» REQUIREMENT: Go through the records below line by line. Count the lines with "this" and give the count alone.

» DATASET ROWS:
"""

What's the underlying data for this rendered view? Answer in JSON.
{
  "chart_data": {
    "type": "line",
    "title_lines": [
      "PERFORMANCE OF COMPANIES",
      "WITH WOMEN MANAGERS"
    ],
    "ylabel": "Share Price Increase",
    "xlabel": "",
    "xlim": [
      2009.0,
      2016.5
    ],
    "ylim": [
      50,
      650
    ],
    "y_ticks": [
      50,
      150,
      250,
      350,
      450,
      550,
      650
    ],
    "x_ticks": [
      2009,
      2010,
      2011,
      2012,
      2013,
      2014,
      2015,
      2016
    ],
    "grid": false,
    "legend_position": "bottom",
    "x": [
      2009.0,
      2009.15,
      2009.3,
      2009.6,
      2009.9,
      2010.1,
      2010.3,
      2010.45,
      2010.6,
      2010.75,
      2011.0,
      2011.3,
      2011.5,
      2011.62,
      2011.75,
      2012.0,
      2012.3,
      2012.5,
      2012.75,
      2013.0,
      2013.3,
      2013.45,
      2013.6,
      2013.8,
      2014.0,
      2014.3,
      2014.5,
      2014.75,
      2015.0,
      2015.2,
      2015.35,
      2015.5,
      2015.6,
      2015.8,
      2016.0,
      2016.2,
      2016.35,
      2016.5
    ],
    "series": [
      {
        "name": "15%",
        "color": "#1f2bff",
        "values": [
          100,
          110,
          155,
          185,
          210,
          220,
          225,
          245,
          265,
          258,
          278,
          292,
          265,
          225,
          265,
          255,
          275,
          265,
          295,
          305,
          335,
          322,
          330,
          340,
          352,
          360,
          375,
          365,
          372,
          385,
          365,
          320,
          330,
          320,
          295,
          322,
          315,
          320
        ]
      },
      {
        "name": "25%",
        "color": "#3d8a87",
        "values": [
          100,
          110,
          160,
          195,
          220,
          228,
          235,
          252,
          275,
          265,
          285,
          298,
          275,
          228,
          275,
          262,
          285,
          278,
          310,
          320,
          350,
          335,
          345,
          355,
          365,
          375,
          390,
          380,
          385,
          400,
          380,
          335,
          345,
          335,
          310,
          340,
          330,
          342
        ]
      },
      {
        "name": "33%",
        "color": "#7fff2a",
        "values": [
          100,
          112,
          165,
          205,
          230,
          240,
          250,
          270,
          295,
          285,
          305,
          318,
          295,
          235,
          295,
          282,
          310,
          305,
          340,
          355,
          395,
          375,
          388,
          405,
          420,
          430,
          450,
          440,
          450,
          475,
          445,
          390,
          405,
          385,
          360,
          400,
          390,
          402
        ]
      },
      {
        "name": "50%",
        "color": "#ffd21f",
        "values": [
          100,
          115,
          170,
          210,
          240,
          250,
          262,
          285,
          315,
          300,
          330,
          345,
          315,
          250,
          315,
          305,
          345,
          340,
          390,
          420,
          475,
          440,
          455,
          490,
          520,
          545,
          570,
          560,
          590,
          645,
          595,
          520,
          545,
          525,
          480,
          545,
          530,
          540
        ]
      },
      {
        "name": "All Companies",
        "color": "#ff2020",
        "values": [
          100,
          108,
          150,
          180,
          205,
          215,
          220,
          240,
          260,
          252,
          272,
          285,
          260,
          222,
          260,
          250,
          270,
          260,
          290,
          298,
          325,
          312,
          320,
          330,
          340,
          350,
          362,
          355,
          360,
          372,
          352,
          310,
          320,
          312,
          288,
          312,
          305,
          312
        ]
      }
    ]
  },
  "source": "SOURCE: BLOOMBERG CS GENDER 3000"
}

"""
"""

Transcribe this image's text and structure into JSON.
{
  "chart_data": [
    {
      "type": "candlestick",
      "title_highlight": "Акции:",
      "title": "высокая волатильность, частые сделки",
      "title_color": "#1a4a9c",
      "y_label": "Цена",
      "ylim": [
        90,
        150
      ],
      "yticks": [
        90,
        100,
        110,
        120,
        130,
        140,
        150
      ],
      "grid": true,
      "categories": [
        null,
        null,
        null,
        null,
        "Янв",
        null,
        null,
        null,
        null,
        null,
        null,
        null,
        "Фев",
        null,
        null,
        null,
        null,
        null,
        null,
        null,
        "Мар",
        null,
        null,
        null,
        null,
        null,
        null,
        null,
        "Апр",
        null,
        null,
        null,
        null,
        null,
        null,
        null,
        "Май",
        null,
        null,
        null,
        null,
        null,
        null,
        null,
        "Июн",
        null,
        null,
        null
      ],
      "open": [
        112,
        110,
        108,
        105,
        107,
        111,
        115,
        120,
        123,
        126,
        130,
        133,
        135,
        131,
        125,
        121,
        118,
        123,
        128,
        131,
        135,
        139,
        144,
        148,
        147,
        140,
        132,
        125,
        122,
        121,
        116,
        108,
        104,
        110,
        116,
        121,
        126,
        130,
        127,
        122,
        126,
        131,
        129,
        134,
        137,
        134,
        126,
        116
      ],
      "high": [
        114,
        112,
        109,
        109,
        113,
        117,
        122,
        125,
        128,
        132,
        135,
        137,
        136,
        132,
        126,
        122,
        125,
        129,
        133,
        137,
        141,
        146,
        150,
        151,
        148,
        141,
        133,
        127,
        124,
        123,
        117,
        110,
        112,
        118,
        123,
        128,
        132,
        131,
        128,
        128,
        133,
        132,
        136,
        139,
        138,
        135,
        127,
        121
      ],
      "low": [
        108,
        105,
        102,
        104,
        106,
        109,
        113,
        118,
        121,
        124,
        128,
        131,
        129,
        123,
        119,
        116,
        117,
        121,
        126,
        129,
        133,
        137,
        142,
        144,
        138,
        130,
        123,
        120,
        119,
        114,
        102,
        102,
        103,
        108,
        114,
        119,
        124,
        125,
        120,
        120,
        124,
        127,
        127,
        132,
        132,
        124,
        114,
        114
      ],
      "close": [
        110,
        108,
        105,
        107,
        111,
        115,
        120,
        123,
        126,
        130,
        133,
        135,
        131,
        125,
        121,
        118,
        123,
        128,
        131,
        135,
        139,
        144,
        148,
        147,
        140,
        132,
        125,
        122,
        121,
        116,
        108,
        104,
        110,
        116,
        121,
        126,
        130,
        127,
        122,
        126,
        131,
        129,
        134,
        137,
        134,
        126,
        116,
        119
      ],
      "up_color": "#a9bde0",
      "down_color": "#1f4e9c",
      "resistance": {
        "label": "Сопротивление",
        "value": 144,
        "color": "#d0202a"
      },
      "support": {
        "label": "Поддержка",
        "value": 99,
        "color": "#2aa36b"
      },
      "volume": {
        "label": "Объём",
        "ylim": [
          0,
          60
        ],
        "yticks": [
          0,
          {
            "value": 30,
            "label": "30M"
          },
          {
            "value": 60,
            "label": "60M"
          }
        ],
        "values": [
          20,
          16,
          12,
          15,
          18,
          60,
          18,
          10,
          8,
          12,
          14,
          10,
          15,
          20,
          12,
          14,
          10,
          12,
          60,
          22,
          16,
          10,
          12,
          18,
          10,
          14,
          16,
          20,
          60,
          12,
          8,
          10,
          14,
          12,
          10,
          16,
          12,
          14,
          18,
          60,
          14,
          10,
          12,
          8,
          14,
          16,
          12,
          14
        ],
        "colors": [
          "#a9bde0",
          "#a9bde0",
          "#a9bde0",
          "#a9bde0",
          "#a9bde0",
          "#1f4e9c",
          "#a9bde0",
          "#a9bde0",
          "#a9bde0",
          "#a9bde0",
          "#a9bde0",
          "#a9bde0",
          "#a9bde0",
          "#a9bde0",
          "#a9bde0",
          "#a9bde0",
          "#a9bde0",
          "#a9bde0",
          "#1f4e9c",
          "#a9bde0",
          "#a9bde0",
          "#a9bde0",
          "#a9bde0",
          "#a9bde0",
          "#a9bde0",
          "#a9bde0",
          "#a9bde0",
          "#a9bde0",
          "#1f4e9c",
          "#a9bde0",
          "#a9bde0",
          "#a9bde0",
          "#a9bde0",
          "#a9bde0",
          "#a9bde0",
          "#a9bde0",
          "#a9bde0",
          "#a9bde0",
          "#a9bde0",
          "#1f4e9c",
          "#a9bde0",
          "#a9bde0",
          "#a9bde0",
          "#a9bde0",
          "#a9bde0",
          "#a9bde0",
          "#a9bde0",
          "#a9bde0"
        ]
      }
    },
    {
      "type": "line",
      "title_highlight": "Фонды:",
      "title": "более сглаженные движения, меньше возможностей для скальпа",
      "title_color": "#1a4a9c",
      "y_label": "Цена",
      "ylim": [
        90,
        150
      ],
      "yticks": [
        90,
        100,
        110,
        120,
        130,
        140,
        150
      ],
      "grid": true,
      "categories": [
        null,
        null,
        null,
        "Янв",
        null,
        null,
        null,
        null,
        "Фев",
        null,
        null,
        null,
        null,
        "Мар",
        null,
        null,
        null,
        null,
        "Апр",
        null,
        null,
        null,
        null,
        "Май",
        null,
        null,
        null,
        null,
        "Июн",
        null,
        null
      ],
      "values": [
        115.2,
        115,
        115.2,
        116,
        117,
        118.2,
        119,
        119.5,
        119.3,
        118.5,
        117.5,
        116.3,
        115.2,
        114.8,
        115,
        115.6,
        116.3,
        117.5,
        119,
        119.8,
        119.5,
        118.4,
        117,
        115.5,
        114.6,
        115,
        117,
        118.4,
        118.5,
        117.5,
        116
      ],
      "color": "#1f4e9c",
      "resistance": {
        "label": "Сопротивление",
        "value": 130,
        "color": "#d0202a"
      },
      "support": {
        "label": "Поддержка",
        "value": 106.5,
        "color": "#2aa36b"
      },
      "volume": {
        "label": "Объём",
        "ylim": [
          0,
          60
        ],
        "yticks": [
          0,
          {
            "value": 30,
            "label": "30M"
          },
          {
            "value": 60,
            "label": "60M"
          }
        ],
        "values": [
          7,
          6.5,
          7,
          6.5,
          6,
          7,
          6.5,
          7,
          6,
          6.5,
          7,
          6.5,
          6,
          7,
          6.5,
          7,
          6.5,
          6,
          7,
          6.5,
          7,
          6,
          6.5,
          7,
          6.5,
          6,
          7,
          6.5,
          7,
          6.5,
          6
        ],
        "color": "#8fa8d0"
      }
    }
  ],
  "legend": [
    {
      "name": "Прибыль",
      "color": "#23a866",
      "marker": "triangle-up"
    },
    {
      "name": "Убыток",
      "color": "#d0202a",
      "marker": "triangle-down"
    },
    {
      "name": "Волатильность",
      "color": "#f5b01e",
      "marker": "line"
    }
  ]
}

"""

» CORRECT RESPONSE: 2